» Activities
1) In the dysphagia focus group abstract, rewrite the stretch from "Deductive analysis supported" through "PhD Scholarship programme).", changing "workshops" to "meetings".
2) Answer these questions using the dysphagia focus group abstract.
(a) How many focus groups were held, and how long did each one last?
(b) Which TDF domain was mapped to the new programme theory about providing an incentive to identify OD and give advice?
(c) Who provided the funding?

» Document section
The behavioural mechanisms of a primary care intervention to proactively identify oropharyngeal dysphagia in older adults and provide advice: A focus group study

Talk Code: 
6E.7
Presenter: 
Caroline Smith
Twitter: 
Co-authors: 
Professor Debi Bhattacharya, Dr Sion Scott
Author institutions: 
University of Leicester (School of Healthcare)

Problem

30-70% of older adults have swallowing difficulties known as oropharyngeal dysphagia (OD), but it is not identified and managed until it has caused harm, e.g., aspiration pneumonia. A behavioural science realist review, undertaken alongside stakeholders and patient and public involvement advisors, developed five programme theories (PTs) to describe how interventions support primary care healthcare professionals (HCPs) to proactively identify OD and provide advice: 1) OD education and training, 2) OD identification tools, 3) incorporating OD into existing workflow, 4) making HCPs aware of older adults and carers expectations to address OD in primary care and 5) raising awareness of OD’s adverse outcomes. Evidence from the realist review originated from different countries, healthcare settings and clinical populations. To inform the development of a future intervention, the aim of this focus group study was to contextualise the existing PTs derived from the realist review to the NHS primary care context and develop any new PTs.

Approach

Three 90-minute focus groups were convened with 19 primary care HCPs (general practitioners, pharmacists, nurses and pharmacy technicians). Analysis was underpinned by the Theoretical Domains Framework and followed three stages; inductive thematic analysis to identify barriers and enablers to OD identification and management, deductive mapping of barriers and enablers to existing PTs and generation of new PTs from remaining barriers and enablers.

Findings

Inductive thematic analysis generated five themes: i) Status quo (OD is not currently proactively identified), ii) Sinister pathology (HCPs are conditioned to view OD exclusively as a red flag for cancer), iii) Roles (HCPs and patients need to know their role in proactive OD identification), iv) Education and training (to increase awareness of OD and its impact to patients) and v) Conducive work environment (to embed OD into routine practice for minimum impact to HCP workload). Participant feedback on these findings supported all five themes. Healthcare professionals across all three focus groups emphasised the importance of addressing Theme 2, Sinister pathology, in order to change HCP perceptions and ensure patients are not referred down the wrong care pathway and consequently lost to follow-up.

Deductive analysis supported all five PTs from the realist review. Three new PTs were also generated, mapped to three TDF domains; Changing HCP perceptions that OD is a red flag for cancer (Beliefs about consequences), practical support to provide advice (Social/professional role and identity) and providing incentive to identify OD and provide advice (Reinforcement).

Consequences

Interventions to support identification and management of OD in primary care should be underpinned by these eight PTs. Co-design workshops with healthcare professionals, people with OD and commissioners will develop these programme theories into a behaviour change intervention, tailored to the NHS primary care context.

Submitted by: 
Caroline Smith
Funding acknowledgement: 
Funding was provided by Desitin Pharma Ltd and the University of Leicester (under a PhD Scholarship programme).

» Dataset content
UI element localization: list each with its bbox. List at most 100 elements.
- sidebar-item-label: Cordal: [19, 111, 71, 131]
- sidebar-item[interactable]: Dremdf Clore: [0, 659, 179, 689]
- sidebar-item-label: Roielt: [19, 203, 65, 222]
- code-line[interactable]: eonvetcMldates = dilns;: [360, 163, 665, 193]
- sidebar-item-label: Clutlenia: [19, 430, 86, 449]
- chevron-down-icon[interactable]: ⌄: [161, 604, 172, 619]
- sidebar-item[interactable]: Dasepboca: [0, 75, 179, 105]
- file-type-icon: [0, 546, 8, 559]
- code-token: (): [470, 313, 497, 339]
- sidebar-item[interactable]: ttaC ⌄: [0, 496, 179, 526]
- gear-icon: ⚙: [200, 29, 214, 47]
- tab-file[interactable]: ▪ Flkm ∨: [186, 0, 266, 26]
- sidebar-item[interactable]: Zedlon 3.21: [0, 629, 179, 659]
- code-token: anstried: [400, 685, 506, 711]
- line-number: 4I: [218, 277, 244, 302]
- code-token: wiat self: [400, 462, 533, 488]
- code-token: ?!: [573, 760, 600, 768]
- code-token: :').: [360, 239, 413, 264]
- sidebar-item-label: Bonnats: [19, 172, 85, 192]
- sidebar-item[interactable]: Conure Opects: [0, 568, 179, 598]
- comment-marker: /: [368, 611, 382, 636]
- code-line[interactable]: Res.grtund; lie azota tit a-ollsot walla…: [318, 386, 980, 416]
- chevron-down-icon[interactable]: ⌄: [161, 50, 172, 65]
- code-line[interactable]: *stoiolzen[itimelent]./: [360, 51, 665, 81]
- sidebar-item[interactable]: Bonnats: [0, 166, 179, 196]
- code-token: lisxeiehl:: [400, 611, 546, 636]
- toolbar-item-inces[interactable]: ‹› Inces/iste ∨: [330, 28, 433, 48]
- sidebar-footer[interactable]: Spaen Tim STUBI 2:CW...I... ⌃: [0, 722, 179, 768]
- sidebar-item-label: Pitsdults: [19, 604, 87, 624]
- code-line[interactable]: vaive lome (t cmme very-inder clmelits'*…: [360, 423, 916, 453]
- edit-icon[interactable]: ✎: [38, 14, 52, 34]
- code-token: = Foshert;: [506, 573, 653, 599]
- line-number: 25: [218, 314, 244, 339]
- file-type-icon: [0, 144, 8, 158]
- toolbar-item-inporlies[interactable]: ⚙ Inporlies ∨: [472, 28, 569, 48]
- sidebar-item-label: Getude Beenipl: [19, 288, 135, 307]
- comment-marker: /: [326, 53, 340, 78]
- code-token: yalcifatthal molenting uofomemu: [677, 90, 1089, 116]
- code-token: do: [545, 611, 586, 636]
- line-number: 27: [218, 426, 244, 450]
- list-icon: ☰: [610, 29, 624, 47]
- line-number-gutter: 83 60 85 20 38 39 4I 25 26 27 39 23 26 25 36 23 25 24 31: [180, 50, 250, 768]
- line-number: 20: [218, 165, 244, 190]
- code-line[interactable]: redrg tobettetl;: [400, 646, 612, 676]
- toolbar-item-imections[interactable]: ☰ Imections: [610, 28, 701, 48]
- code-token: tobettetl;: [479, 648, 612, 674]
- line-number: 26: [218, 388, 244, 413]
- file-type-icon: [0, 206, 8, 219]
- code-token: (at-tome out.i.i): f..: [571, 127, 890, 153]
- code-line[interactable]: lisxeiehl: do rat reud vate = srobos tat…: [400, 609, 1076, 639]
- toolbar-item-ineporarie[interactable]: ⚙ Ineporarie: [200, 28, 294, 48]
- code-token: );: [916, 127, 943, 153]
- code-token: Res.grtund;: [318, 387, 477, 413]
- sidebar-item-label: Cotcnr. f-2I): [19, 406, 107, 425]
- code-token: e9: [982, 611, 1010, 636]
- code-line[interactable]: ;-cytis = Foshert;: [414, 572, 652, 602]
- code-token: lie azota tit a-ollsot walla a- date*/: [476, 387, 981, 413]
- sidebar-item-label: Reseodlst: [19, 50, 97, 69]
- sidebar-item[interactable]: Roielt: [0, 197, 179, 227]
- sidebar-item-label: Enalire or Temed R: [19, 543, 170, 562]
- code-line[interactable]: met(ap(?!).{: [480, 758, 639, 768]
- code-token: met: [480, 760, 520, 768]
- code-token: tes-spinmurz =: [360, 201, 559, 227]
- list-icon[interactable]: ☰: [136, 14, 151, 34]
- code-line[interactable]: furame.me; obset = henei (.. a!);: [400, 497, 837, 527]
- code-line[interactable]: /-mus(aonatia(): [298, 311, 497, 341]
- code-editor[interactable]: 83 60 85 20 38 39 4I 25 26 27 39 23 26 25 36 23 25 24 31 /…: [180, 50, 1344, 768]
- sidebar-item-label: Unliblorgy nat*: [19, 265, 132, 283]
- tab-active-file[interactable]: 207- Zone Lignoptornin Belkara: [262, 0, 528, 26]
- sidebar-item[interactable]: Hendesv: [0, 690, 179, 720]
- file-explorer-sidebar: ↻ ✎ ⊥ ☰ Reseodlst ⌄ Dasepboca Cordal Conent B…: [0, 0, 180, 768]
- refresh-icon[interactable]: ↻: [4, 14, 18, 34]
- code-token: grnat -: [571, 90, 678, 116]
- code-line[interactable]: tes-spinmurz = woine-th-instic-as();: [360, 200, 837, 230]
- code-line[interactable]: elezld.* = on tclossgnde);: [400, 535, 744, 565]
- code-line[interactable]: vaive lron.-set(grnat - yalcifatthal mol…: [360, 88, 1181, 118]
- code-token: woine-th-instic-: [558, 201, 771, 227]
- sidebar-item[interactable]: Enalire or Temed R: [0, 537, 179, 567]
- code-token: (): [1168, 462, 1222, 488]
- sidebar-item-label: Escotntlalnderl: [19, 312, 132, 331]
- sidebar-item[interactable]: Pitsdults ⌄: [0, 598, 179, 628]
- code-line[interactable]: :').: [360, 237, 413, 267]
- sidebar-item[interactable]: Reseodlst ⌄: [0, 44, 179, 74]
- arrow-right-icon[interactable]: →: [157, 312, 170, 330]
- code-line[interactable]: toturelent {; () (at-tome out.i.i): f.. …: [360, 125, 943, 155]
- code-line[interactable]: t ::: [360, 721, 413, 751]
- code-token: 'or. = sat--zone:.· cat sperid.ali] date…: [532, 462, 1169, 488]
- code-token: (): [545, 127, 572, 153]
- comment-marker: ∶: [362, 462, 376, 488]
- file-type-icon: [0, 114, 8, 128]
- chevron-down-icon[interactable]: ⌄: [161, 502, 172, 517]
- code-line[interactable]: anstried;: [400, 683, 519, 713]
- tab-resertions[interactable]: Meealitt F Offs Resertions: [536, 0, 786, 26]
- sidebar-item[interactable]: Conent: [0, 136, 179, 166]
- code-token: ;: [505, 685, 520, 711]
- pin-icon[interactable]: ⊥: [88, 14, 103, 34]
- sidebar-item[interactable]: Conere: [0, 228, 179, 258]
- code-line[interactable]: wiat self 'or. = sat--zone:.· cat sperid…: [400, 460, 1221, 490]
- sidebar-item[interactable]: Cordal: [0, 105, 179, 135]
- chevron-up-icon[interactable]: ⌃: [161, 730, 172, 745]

» Per-task answers
1)
Deductive analysis supported all five PTs from the realist review. Three new PTs were also generated, mapped to three TDF domains; Changing HCP perceptions that OD is a red flag for cancer (Beliefs about consequences), practical support to provide advice (Social/professional role and identity) and providing incentive to identify OD and provide advice (Reinforcement).

Consequences

Interventions to support identification and management of OD in primary care should be underpinned by these eight PTs. Co-design meetings with healthcare professionals, people with OD and commissioners will develop these programme theories into a behaviour change intervention, tailored to the NHS primary care context.

Submitted by: 
Caroline Smith
Funding acknowledgement: 
Funding was provided by Desitin Pharma Ltd and the University of Leicester (under a PhD Scholarship programme).

2)
(a) Three focus groups, each lasting 90 minutes.
(b) Reinforcement.
(c) Desitin Pharma Ltd and the University of Leicester, under a PhD Scholarship programme.